Your goal: Below are records. Copy every line with "HAGBs" in it.

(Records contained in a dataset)
━━━━━━
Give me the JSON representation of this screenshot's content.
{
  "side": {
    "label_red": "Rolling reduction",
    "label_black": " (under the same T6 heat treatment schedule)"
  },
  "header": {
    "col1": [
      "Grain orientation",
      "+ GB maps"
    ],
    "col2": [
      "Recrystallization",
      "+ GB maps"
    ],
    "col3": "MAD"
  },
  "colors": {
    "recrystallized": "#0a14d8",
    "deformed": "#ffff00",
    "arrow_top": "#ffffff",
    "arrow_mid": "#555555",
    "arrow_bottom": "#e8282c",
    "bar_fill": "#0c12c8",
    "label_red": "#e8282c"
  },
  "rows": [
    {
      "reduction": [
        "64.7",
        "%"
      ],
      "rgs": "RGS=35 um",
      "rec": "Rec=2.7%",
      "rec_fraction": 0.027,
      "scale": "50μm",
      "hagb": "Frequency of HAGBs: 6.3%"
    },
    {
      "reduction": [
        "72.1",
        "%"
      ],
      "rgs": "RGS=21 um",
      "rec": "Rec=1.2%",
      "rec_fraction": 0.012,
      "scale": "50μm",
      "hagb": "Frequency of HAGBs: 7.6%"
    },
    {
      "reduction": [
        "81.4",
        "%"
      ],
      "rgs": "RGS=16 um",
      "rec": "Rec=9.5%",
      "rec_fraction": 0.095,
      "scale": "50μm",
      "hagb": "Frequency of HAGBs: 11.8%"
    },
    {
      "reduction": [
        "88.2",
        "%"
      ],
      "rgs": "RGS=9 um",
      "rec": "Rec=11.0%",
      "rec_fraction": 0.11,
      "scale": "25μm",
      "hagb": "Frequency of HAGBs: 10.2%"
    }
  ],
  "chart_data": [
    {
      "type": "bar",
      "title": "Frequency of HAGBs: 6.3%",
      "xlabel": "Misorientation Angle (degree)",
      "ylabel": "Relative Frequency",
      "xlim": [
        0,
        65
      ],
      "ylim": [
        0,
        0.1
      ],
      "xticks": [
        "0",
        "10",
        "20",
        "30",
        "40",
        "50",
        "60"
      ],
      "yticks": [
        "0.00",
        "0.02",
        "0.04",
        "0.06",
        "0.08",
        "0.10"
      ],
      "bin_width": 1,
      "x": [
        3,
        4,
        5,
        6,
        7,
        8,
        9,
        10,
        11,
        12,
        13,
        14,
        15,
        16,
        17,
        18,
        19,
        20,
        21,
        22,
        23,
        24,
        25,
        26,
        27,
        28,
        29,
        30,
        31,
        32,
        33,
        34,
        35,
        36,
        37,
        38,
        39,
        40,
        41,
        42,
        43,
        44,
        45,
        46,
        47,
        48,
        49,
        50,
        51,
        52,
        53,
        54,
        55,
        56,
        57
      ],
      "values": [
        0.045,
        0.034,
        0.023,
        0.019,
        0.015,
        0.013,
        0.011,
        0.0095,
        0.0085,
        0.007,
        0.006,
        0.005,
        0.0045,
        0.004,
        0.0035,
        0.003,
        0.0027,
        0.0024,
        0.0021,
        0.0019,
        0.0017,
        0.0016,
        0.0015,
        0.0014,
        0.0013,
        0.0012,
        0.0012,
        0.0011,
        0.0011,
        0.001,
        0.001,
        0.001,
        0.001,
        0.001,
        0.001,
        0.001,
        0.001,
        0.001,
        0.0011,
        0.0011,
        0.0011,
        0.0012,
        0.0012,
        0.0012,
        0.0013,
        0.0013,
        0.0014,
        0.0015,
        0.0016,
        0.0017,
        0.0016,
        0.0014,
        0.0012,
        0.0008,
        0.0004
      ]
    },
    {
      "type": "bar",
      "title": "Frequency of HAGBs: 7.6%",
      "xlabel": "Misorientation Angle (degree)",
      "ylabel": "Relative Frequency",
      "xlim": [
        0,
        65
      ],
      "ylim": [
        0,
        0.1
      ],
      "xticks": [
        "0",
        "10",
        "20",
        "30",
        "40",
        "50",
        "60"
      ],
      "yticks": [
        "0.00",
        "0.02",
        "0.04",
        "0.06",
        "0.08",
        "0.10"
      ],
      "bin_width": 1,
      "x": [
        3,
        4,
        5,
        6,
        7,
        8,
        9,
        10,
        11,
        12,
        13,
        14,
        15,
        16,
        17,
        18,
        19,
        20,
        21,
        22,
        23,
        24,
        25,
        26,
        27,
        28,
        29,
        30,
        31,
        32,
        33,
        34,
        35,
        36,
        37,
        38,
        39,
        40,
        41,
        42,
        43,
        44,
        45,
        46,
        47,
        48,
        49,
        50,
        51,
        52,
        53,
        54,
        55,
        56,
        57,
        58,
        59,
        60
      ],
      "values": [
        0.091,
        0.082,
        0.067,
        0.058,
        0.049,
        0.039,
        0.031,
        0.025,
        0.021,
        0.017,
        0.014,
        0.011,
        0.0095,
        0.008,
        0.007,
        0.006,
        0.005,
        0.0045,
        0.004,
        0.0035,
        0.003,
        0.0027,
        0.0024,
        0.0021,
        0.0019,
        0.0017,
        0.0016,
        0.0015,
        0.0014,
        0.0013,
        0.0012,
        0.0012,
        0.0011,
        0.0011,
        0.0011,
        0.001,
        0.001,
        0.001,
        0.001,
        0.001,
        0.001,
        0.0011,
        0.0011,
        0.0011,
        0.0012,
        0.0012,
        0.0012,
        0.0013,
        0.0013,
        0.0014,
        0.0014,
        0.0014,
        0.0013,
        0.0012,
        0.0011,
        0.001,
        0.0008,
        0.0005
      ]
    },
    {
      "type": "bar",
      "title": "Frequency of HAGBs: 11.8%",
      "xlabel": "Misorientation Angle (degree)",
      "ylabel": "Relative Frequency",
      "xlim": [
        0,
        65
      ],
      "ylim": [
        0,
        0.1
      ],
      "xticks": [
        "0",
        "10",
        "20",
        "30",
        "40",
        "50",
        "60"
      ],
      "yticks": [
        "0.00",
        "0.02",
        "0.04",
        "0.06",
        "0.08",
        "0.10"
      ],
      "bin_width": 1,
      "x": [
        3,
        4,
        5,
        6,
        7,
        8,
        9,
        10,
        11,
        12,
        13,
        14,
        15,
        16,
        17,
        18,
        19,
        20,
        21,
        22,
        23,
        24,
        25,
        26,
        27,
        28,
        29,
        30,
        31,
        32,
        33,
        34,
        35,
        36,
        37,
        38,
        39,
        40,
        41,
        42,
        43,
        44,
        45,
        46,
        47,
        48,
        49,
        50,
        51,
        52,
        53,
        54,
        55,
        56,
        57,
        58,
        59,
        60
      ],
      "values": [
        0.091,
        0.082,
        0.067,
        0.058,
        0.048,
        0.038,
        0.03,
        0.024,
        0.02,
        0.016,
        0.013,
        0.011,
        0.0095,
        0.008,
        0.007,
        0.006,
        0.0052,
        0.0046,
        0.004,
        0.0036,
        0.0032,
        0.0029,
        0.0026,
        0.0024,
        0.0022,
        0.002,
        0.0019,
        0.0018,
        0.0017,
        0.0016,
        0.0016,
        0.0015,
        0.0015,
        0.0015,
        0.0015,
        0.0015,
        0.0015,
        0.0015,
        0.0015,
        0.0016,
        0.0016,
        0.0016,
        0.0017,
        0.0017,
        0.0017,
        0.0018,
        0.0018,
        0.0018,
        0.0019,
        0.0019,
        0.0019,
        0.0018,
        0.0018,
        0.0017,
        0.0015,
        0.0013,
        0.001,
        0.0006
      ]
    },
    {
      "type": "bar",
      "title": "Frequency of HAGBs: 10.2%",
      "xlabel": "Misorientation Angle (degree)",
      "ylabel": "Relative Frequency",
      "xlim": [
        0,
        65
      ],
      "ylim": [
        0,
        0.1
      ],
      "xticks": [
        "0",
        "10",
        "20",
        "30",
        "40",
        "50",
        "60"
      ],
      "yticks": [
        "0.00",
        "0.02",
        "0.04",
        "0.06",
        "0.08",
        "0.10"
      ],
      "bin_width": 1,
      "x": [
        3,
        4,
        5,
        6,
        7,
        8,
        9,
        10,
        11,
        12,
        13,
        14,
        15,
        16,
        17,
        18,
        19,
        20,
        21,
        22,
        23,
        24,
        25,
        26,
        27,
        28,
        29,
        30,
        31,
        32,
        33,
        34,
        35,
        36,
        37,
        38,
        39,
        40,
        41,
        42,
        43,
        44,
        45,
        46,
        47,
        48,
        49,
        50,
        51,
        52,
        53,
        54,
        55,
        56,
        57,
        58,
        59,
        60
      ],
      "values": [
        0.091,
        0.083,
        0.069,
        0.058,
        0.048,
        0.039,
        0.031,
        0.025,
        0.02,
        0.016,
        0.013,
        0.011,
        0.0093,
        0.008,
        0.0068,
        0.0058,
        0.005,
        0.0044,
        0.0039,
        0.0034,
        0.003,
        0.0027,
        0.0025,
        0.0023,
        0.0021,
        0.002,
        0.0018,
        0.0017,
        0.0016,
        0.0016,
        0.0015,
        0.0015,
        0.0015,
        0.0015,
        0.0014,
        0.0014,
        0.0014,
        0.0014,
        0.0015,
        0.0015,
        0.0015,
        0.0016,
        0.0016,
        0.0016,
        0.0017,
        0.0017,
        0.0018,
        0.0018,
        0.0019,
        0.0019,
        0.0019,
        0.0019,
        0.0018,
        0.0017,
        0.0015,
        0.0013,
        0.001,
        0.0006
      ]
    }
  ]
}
━━━━━━
Problem solution:
      "hagb": "Frequency of HAGBs: 6.3%"
      "hagb": "Frequency of HAGBs: 7.6%"
      "hagb": "Frequency of HAGBs: 11.8%"
      "hagb": "Frequency of HAGBs: 10.2%"
      "title": "Frequency of HAGBs: 6.3%",
      "title": "Frequency of HAGBs: 7.6%",
      "title": "Frequency of HAGBs: 11.8%",
      "title": "Frequency of HAGBs: 10.2%",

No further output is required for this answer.